- **Set problem**
Transcribe the material in full, exactly as written.

- **Material**

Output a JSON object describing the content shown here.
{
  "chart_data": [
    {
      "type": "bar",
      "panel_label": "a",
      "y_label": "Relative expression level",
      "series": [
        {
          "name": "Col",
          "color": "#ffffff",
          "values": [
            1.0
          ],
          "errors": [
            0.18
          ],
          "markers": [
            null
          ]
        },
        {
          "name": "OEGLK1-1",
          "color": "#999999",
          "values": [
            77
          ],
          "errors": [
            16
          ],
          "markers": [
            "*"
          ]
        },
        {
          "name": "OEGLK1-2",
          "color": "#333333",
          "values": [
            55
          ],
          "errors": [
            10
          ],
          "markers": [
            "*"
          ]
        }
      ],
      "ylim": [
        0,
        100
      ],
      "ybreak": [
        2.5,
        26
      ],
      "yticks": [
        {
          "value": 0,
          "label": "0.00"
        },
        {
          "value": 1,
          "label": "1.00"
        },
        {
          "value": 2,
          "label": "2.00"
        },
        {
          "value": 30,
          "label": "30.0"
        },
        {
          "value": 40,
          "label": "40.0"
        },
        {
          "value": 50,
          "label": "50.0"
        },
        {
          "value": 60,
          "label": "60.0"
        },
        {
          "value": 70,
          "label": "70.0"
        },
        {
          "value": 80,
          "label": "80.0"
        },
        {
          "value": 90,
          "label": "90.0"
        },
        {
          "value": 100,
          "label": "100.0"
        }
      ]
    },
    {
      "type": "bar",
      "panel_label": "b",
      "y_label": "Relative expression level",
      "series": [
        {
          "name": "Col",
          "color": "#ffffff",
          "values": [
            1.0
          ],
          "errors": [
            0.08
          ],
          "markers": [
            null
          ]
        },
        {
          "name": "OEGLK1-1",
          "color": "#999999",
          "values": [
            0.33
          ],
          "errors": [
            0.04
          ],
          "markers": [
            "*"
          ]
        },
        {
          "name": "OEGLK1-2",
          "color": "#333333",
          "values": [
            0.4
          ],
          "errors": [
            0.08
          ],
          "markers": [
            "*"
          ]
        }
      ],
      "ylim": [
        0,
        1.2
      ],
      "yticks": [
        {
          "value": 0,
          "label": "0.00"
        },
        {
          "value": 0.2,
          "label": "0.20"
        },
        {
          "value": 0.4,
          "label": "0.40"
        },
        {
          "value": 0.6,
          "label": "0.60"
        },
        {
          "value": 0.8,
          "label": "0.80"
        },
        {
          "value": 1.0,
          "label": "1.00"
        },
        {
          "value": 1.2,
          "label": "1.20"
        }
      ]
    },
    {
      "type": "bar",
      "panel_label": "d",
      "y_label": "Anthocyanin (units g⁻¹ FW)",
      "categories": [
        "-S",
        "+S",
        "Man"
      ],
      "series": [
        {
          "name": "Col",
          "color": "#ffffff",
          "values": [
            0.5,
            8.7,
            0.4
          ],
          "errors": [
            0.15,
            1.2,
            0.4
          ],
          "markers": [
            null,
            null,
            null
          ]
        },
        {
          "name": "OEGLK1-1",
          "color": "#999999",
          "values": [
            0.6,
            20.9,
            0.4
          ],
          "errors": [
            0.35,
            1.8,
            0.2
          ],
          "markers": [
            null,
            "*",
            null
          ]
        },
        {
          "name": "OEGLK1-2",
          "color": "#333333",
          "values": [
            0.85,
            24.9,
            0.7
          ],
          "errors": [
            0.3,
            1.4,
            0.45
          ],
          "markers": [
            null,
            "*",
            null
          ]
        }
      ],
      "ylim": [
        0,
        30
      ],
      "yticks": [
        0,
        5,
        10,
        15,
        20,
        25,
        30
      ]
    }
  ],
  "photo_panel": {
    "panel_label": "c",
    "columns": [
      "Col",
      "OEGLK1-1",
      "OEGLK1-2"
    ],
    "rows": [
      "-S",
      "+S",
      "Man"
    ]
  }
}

- **Task output**
Output a JSON object describing the content shown here.
{
  "chart_data": [
    {
      "type": "bar",
      "panel_label": "a",
      "y_label": "Relative expression level",
      "series": [
        {
          "name": "Col",
          "color": "#ffffff",
          "values": [
            1.0
          ],
          "errors": [
            0.18
          ],
          "markers": [
            null
          ]
        },
        {
          "name": "OEGLK1-1",
          "color": "#999999",
          "values": [
            77
          ],
          "errors": [
            16
          ],
          "markers": [
            "*"
          ]
        },
        {
          "name": "OEGLK1-2",
          "color": "#333333",
          "values": [
            55
          ],
          "errors": [
            10
          ],
          "markers": [
            "*"
          ]
        }
      ],
      "ylim": [
        0,
        100
      ],
      "ybreak": [
        2.5,
        26
      ],
      "yticks": [
        {
          "value": 0,
          "label": "0.00"
        },
        {
          "value": 1,
          "label": "1.00"
        },
        {
          "value": 2,
          "label": "2.00"
        },
        {
          "value": 30,
          "label": "30.0"
        },
        {
          "value": 40,
          "label": "40.0"
        },
        {
          "value": 50,
          "label": "50.0"
        },
        {
          "value": 60,
          "label": "60.0"
        },
        {
          "value": 70,
          "label": "70.0"
        },
        {
          "value": 80,
          "label": "80.0"
        },
        {
          "value": 90,
          "label": "90.0"
        },
        {
          "value": 100,
          "label": "100.0"
        }
      ]
    },
    {
      "type": "bar",
      "panel_label": "b",
      "y_label": "Relative expression level",
      "series": [
        {
          "name": "Col",
          "color": "#ffffff",
          "values": [
            1.0
          ],
          "errors": [
            0.08
          ],
          "markers": [
            null
          ]
        },
        {
          "name": "OEGLK1-1",
          "color": "#999999",
          "values": [
            0.33
          ],
          "errors": [
            0.04
          ],
          "markers": [
            "*"
          ]
        },
        {
          "name": "OEGLK1-2",
          "color": "#333333",
          "values": [
            0.4
          ],
          "errors": [
            0.08
          ],
          "markers": [
            "*"
          ]
        }
      ],
      "ylim": [
        0,
        1.2
      ],
      "yticks": [
        {
          "value": 0,
          "label": "0.00"
        },
        {
          "value": 0.2,
          "label": "0.20"
        },
        {
          "value": 0.4,
          "label": "0.40"
        },
        {
          "value": 0.6,
          "label": "0.60"
        },
        {
          "value": 0.8,
          "label": "0.80"
        },
        {
          "value": 1.0,
          "label": "1.00"
        },
        {
          "value": 1.2,
          "label": "1.20"
        }
      ]
    },
    {
      "type": "bar",
      "panel_label": "d",
      "y_label": "Anthocyanin (units g⁻¹ FW)",
      "categories": [
        "-S",
        "+S",
        "Man"
      ],
      "series": [
        {
          "name": "Col",
          "color": "#ffffff",
          "values": [
            0.5,
            8.7,
            0.4
          ],
          "errors": [
            0.15,
            1.2,
            0.4
          ],
          "markers": [
            null,
            null,
            null
          ]
        },
        {
          "name": "OEGLK1-1",
          "color": "#999999",
          "values": [
            0.6,
            20.9,
            0.4
          ],
          "errors": [
            0.35,
            1.8,
            0.2
          ],
          "markers": [
            null,
            "*",
            null
          ]
        },
        {
          "name": "OEGLK1-2",
          "color": "#333333",
          "values": [
            0.85,
            24.9,
            0.7
          ],
          "errors": [
            0.3,
            1.4,
            0.45
          ],
          "markers": [
            null,
            "*",
            null
          ]
        }
      ],
      "ylim": [
        0,
        30
      ],
      "yticks": [
        0,
        5,
        10,
        15,
        20,
        25,
        30
      ]
    }
  ],
  "photo_panel": {
    "panel_label": "c",
    "columns": [
      "Col",
      "OEGLK1-1",
      "OEGLK1-2"
    ],
    "rows": [
      "-S",
      "+S",
      "Man"
    ]
  }
}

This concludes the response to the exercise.